Work to be completed:
Rewrite every line of the rows below, replacing each "comment-skeleton" with "comment-placeholder" and leaving everything else unchanged.

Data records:
□ □ □ □

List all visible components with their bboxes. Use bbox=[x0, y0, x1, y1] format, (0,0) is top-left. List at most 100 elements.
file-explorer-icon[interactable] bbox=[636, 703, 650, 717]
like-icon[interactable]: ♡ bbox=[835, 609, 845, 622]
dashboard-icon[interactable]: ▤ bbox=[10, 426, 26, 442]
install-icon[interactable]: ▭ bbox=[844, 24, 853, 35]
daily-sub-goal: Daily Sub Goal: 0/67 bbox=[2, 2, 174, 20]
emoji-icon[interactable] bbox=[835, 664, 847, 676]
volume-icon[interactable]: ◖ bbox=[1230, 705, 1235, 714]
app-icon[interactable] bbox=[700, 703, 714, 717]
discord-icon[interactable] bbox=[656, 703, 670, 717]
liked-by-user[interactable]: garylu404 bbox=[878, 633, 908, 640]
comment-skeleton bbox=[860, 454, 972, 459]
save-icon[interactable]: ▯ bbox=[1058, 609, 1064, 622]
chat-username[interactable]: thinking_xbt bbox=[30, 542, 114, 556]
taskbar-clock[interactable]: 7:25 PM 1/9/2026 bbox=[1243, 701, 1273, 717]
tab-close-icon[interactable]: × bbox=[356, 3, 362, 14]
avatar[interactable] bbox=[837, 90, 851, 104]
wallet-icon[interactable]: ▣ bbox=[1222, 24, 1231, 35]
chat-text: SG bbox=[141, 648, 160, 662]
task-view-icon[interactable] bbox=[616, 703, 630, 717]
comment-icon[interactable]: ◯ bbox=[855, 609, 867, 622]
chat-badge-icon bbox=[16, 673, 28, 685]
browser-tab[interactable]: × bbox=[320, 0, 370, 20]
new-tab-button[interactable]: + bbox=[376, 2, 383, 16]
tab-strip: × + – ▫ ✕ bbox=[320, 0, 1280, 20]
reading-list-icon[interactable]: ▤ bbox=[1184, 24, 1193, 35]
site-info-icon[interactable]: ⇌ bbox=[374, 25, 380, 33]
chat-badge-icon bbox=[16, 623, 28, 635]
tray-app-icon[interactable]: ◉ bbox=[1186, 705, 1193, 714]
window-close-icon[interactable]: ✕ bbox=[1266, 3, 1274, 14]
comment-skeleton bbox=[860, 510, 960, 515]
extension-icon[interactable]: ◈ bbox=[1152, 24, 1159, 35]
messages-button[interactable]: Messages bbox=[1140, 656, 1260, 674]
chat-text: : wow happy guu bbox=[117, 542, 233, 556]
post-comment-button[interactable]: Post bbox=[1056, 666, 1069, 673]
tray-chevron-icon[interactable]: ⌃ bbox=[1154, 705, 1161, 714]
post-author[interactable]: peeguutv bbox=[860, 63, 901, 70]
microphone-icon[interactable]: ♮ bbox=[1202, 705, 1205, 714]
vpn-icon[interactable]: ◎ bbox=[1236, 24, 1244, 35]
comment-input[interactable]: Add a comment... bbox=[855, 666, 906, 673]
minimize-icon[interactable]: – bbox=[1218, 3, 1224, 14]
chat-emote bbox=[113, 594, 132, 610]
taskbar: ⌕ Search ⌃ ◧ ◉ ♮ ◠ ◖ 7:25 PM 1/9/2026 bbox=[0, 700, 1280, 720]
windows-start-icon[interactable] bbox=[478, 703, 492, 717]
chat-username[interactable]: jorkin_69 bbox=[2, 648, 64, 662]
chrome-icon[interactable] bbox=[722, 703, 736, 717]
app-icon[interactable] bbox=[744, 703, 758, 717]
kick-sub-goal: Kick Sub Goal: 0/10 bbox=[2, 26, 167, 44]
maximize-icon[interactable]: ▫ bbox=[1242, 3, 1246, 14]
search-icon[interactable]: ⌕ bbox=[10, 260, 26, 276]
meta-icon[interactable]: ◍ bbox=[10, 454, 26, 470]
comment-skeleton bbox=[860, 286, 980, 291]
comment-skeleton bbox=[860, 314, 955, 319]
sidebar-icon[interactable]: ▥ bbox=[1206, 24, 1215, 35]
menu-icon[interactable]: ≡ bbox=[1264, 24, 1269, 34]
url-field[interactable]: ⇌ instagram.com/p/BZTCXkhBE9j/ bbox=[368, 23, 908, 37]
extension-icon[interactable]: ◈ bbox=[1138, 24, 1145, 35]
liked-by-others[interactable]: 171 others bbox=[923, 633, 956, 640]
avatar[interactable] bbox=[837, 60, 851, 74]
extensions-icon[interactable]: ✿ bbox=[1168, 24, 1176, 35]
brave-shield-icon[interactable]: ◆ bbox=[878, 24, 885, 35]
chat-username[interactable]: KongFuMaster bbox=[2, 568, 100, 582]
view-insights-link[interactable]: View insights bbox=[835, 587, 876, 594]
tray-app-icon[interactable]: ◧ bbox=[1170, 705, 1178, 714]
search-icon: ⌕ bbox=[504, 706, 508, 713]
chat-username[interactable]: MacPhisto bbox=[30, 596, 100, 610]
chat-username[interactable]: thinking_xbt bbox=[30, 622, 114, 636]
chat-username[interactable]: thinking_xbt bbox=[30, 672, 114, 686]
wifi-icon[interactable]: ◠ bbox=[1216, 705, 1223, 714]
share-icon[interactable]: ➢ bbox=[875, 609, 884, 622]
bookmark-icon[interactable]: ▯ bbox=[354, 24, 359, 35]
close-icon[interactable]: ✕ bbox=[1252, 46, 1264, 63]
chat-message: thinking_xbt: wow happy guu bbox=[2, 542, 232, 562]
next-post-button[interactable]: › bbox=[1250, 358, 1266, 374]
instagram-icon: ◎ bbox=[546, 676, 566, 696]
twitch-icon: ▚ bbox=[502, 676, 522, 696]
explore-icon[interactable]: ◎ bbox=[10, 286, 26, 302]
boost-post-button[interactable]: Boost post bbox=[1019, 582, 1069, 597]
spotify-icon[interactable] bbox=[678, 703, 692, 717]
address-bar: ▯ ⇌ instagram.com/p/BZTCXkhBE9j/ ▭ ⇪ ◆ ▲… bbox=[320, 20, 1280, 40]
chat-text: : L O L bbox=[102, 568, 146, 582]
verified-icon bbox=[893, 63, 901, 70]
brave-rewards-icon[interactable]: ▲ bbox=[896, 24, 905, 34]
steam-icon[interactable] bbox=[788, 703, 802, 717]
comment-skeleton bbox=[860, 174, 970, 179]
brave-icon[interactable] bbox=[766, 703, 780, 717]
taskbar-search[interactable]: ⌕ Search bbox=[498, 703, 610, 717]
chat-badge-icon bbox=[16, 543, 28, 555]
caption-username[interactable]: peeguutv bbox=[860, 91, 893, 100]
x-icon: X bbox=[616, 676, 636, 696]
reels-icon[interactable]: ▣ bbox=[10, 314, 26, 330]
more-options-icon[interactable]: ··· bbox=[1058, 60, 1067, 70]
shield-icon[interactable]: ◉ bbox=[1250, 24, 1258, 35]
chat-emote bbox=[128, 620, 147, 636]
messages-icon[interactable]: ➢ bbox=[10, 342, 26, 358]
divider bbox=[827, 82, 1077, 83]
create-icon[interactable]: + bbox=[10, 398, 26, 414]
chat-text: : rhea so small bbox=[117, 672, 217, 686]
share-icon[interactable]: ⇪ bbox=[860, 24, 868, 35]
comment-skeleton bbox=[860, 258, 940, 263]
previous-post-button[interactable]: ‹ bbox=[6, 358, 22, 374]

□ □ □ □

Solution to the exercise:
List all visible components with their bboxes. Use bbox=[x0, y0, x1, y1] format, (0,0) is top-left. List at most 100 elements.
file-explorer-icon[interactable] bbox=[636, 703, 650, 717]
like-icon[interactable]: ♡ bbox=[835, 609, 845, 622]
dashboard-icon[interactable]: ▤ bbox=[10, 426, 26, 442]
install-icon[interactable]: ▭ bbox=[844, 24, 853, 35]
daily-sub-goal: Daily Sub Goal: 0/67 bbox=[2, 2, 174, 20]
emoji-icon[interactable] bbox=[835, 664, 847, 676]
volume-icon[interactable]: ◖ bbox=[1230, 705, 1235, 714]
app-icon[interactable] bbox=[700, 703, 714, 717]
discord-icon[interactable] bbox=[656, 703, 670, 717]
liked-by-user[interactable]: garylu404 bbox=[878, 633, 908, 640]
comment-placeholder bbox=[860, 454, 972, 459]
save-icon[interactable]: ▯ bbox=[1058, 609, 1064, 622]
chat-username[interactable]: thinking_xbt bbox=[30, 542, 114, 556]
taskbar-clock[interactable]: 7:25 PM 1/9/2026 bbox=[1243, 701, 1273, 717]
tab-close-icon[interactable]: × bbox=[356, 3, 362, 14]
avatar[interactable] bbox=[837, 90, 851, 104]
wallet-icon[interactable]: ▣ bbox=[1222, 24, 1231, 35]
chat-text: SG bbox=[141, 648, 160, 662]
task-view-icon[interactable] bbox=[616, 703, 630, 717]
comment-icon[interactable]: ◯ bbox=[855, 609, 867, 622]
chat-badge-icon bbox=[16, 673, 28, 685]
browser-tab[interactable]: × bbox=[320, 0, 370, 20]
new-tab-button[interactable]: + bbox=[376, 2, 383, 16]
tab-strip: × + – ▫ ✕ bbox=[320, 0, 1280, 20]
reading-list-icon[interactable]: ▤ bbox=[1184, 24, 1193, 35]
site-info-icon[interactable]: ⇌ bbox=[374, 25, 380, 33]
chat-badge-icon bbox=[16, 623, 28, 635]
tray-app-icon[interactable]: ◉ bbox=[1186, 705, 1193, 714]
window-close-icon[interactable]: ✕ bbox=[1266, 3, 1274, 14]
comment-placeholder bbox=[860, 510, 960, 515]
extension-icon[interactable]: ◈ bbox=[1152, 24, 1159, 35]
messages-button[interactable]: Messages bbox=[1140, 656, 1260, 674]
chat-text: : wow happy guu bbox=[117, 542, 233, 556]
post-comment-button[interactable]: Post bbox=[1056, 666, 1069, 673]
tray-chevron-icon[interactable]: ⌃ bbox=[1154, 705, 1161, 714]
post-author[interactable]: peeguutv bbox=[860, 63, 901, 70]
microphone-icon[interactable]: ♮ bbox=[1202, 705, 1205, 714]
vpn-icon[interactable]: ◎ bbox=[1236, 24, 1244, 35]
comment-input[interactable]: Add a comment... bbox=[855, 666, 906, 673]
minimize-icon[interactable]: – bbox=[1218, 3, 1224, 14]
chat-emote bbox=[113, 594, 132, 610]
taskbar: ⌕ Search ⌃ ◧ ◉ ♮ ◠ ◖ 7:25 PM 1/9/2026 bbox=[0, 700, 1280, 720]
windows-start-icon[interactable] bbox=[478, 703, 492, 717]
chat-username[interactable]: jorkin_69 bbox=[2, 648, 64, 662]
chrome-icon[interactable] bbox=[722, 703, 736, 717]
app-icon[interactable] bbox=[744, 703, 758, 717]
kick-sub-goal: Kick Sub Goal: 0/10 bbox=[2, 26, 167, 44]
maximize-icon[interactable]: ▫ bbox=[1242, 3, 1246, 14]
search-icon[interactable]: ⌕ bbox=[10, 260, 26, 276]
meta-icon[interactable]: ◍ bbox=[10, 454, 26, 470]
comment-placeholder bbox=[860, 286, 980, 291]
comment-placeholder bbox=[860, 314, 955, 319]
sidebar-icon[interactable]: ▥ bbox=[1206, 24, 1215, 35]
menu-icon[interactable]: ≡ bbox=[1264, 24, 1269, 34]
url-field[interactable]: ⇌ instagram.com/p/BZTCXkhBE9j/ bbox=[368, 23, 908, 37]
extension-icon[interactable]: ◈ bbox=[1138, 24, 1145, 35]
liked-by-others[interactable]: 171 others bbox=[923, 633, 956, 640]
avatar[interactable] bbox=[837, 60, 851, 74]
extensions-icon[interactable]: ✿ bbox=[1168, 24, 1176, 35]
brave-shield-icon[interactable]: ◆ bbox=[878, 24, 885, 35]
chat-username[interactable]: KongFuMaster bbox=[2, 568, 100, 582]
view-insights-link[interactable]: View insights bbox=[835, 587, 876, 594]
tray-app-icon[interactable]: ◧ bbox=[1170, 705, 1178, 714]
search-icon: ⌕ bbox=[504, 706, 508, 713]
chat-username[interactable]: MacPhisto bbox=[30, 596, 100, 610]
chat-username[interactable]: thinking_xbt bbox=[30, 622, 114, 636]
chat-username[interactable]: thinking_xbt bbox=[30, 672, 114, 686]
wifi-icon[interactable]: ◠ bbox=[1216, 705, 1223, 714]
share-icon[interactable]: ➢ bbox=[875, 609, 884, 622]
bookmark-icon[interactable]: ▯ bbox=[354, 24, 359, 35]
close-icon[interactable]: ✕ bbox=[1252, 46, 1264, 63]
chat-message: thinking_xbt: wow happy guu bbox=[2, 542, 232, 562]
next-post-button[interactable]: › bbox=[1250, 358, 1266, 374]
instagram-icon: ◎ bbox=[546, 676, 566, 696]
twitch-icon: ▚ bbox=[502, 676, 522, 696]
explore-icon[interactable]: ◎ bbox=[10, 286, 26, 302]
boost-post-button[interactable]: Boost post bbox=[1019, 582, 1069, 597]
spotify-icon[interactable] bbox=[678, 703, 692, 717]
address-bar: ▯ ⇌ instagram.com/p/BZTCXkhBE9j/ ▭ ⇪ ◆ ▲… bbox=[320, 20, 1280, 40]
chat-text: : L O L bbox=[102, 568, 146, 582]
verified-icon bbox=[893, 63, 901, 70]
brave-rewards-icon[interactable]: ▲ bbox=[896, 24, 905, 34]
steam-icon[interactable] bbox=[788, 703, 802, 717]
comment-placeholder bbox=[860, 174, 970, 179]
brave-icon[interactable] bbox=[766, 703, 780, 717]
taskbar-search[interactable]: ⌕ Search bbox=[498, 703, 610, 717]
chat-badge-icon bbox=[16, 543, 28, 555]
caption-username[interactable]: peeguutv bbox=[860, 91, 893, 100]
x-icon: X bbox=[616, 676, 636, 696]
reels-icon[interactable]: ▣ bbox=[10, 314, 26, 330]
more-options-icon[interactable]: ··· bbox=[1058, 60, 1067, 70]
shield-icon[interactable]: ◉ bbox=[1250, 24, 1258, 35]
chat-emote bbox=[128, 620, 147, 636]
messages-icon[interactable]: ➢ bbox=[10, 342, 26, 358]
divider bbox=[827, 82, 1077, 83]
create-icon[interactable]: + bbox=[10, 398, 26, 414]
chat-text: : rhea so small bbox=[117, 672, 217, 686]
share-icon[interactable]: ⇪ bbox=[860, 24, 868, 35]
comment-placeholder bbox=[860, 258, 940, 263]
previous-post-button[interactable]: ‹ bbox=[6, 358, 22, 374]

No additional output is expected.